[Dataset records]
........
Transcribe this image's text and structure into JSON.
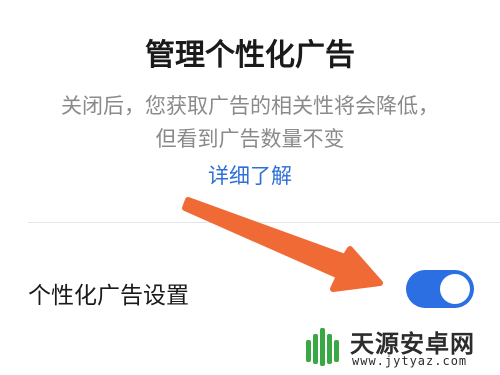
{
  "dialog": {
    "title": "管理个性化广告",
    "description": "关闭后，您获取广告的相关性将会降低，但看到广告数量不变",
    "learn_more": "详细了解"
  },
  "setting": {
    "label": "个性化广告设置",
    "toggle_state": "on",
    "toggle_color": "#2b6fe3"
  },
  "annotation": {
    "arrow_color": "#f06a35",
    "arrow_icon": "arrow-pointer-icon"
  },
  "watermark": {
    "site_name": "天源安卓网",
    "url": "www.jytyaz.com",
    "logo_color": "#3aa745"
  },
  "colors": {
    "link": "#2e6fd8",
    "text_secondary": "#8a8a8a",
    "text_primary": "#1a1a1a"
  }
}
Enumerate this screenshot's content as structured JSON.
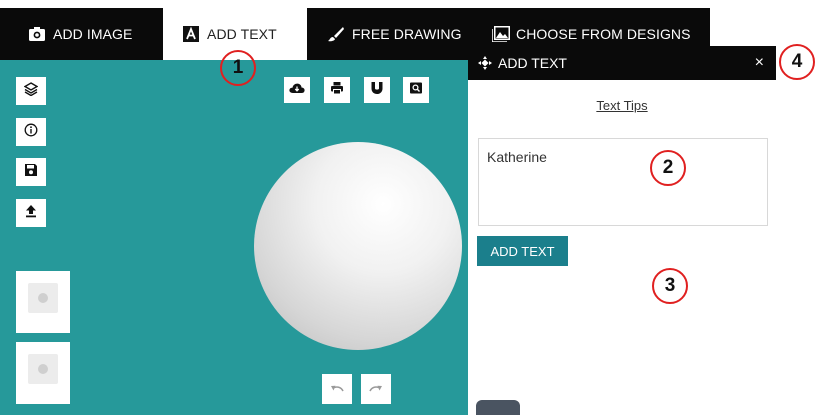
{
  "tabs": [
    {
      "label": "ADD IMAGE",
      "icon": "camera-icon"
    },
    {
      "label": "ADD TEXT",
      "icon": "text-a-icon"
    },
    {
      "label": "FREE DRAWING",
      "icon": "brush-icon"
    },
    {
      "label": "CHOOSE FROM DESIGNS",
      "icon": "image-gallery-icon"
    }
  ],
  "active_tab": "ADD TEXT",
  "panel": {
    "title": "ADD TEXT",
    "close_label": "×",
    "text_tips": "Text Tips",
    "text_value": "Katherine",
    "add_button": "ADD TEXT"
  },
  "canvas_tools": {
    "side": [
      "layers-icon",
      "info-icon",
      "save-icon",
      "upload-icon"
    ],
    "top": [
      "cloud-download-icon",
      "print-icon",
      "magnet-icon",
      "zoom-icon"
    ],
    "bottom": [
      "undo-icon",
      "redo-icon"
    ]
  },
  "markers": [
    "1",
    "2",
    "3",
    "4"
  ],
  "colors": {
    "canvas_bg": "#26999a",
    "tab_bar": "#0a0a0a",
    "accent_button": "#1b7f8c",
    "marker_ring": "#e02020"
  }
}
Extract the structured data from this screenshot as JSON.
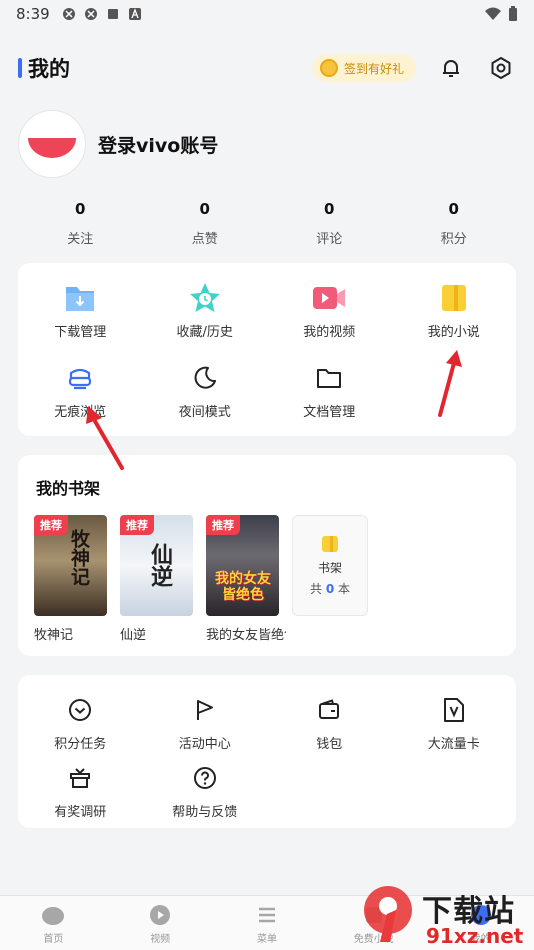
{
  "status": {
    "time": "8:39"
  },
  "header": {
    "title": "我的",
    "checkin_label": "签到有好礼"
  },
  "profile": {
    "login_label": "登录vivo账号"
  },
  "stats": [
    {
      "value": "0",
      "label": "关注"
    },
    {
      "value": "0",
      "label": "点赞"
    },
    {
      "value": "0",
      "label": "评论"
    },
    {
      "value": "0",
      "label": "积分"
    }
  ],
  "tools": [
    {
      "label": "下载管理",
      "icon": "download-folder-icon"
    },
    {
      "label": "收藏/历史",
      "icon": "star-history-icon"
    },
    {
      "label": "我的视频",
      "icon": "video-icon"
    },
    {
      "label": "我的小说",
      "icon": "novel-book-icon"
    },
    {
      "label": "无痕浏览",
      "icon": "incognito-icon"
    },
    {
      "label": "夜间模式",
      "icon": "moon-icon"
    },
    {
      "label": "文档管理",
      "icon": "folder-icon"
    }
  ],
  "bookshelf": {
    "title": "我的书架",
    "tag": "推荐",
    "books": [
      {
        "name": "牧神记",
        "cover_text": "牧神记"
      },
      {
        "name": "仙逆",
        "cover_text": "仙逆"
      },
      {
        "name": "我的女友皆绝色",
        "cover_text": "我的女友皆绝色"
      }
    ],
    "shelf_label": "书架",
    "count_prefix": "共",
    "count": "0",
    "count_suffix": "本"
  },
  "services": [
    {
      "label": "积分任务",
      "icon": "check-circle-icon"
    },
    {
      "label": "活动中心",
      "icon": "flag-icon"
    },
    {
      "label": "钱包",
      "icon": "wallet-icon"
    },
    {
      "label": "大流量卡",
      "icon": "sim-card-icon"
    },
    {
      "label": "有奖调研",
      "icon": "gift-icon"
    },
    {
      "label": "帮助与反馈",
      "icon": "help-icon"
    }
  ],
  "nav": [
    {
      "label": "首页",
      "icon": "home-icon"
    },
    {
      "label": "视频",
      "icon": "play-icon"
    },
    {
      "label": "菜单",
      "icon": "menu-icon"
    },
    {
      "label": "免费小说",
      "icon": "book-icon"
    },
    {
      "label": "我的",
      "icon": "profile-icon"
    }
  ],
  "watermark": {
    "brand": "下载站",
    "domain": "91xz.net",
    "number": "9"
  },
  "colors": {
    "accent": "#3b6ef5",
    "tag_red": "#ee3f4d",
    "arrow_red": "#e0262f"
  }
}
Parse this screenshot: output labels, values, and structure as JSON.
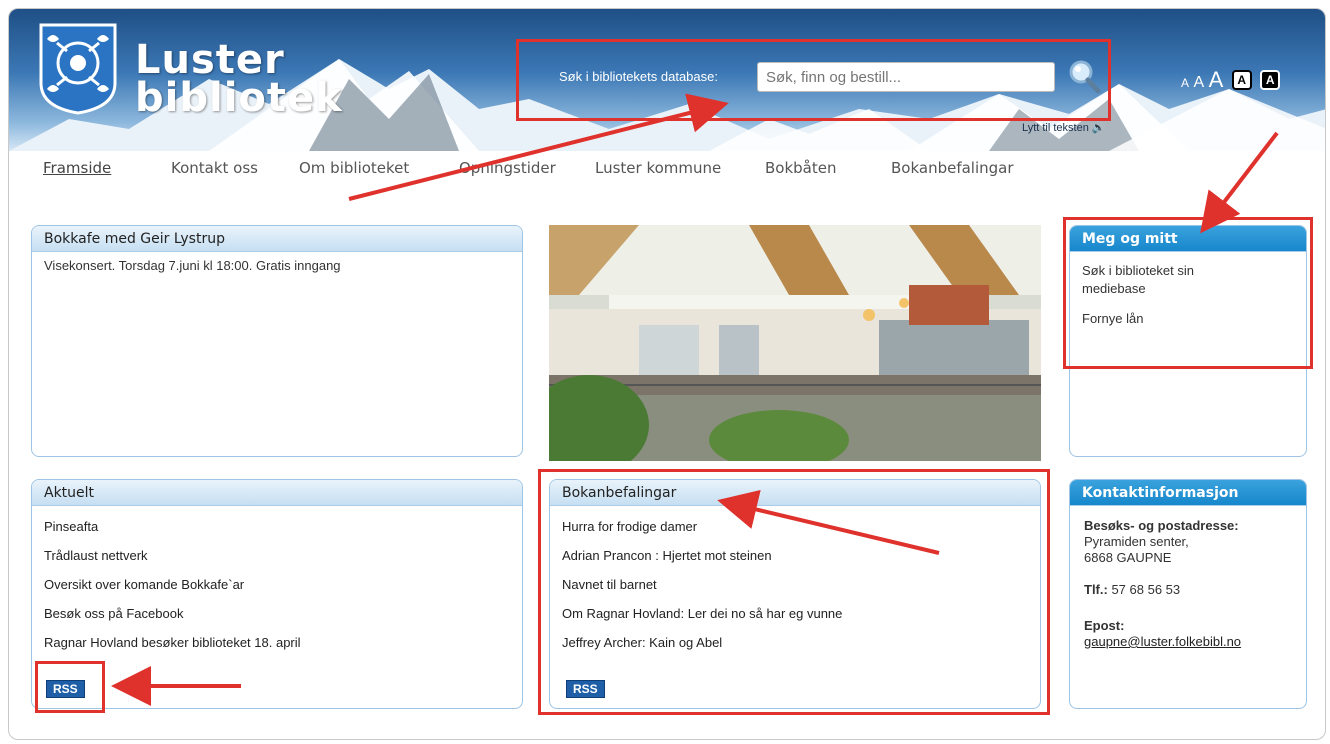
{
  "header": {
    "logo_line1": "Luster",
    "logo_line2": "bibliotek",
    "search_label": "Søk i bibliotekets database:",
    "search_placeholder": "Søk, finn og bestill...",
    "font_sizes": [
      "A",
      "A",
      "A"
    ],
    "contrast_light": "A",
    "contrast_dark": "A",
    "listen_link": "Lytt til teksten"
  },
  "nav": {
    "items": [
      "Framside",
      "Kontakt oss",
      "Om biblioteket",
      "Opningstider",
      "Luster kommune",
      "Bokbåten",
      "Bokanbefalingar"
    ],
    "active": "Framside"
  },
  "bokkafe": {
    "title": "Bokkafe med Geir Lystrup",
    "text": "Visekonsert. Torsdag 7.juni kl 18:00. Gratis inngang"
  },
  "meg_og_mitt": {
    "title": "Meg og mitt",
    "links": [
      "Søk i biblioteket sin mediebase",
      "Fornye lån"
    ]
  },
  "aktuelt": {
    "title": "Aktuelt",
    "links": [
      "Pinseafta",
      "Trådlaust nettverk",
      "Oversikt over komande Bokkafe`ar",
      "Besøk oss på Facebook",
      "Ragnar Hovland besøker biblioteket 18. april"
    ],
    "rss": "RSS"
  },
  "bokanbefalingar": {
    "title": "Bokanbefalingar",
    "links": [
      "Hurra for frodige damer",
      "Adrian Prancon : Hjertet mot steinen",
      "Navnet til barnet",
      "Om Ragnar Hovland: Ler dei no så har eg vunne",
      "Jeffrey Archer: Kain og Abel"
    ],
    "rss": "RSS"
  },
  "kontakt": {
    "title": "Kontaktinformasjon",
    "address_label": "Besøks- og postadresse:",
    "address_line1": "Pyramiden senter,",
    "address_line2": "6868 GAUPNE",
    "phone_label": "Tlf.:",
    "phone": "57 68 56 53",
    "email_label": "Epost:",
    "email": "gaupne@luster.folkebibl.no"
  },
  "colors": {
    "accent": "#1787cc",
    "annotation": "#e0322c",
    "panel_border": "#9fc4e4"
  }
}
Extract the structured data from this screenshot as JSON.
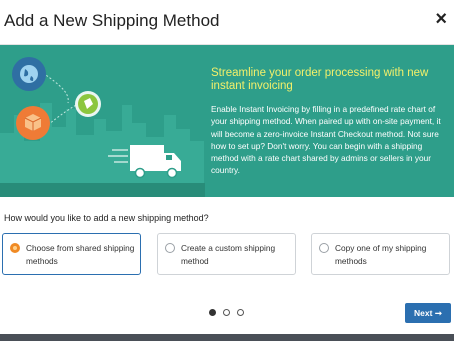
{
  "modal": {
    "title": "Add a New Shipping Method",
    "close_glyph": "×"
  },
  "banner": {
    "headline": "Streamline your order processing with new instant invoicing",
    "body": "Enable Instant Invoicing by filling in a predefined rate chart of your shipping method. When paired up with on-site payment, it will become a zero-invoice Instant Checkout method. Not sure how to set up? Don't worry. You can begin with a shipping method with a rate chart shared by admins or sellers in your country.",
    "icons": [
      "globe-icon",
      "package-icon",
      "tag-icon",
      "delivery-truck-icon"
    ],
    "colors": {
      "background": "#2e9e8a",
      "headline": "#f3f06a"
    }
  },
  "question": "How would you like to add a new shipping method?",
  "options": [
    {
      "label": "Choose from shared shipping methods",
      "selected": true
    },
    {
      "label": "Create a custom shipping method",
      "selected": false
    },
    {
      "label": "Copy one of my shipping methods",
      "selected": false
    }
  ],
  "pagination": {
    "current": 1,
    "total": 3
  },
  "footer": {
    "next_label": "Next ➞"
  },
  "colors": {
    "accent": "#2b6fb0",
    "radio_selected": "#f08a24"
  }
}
........
## Aim
Where does the word "shared" appear? Return each line that holds it.

## The result
    "body": "Enable Instant Invoicing by filling in a predefined rate chart of your shipping method. When paired up with on-site payment, it will become a zero-invoice Instant Checkout method. Not sure how to set up? Don't worry. You can begin with a shipping method with a rate chart shared by admins or sellers in your country.",
      "label": "Choose from shared shipping methods",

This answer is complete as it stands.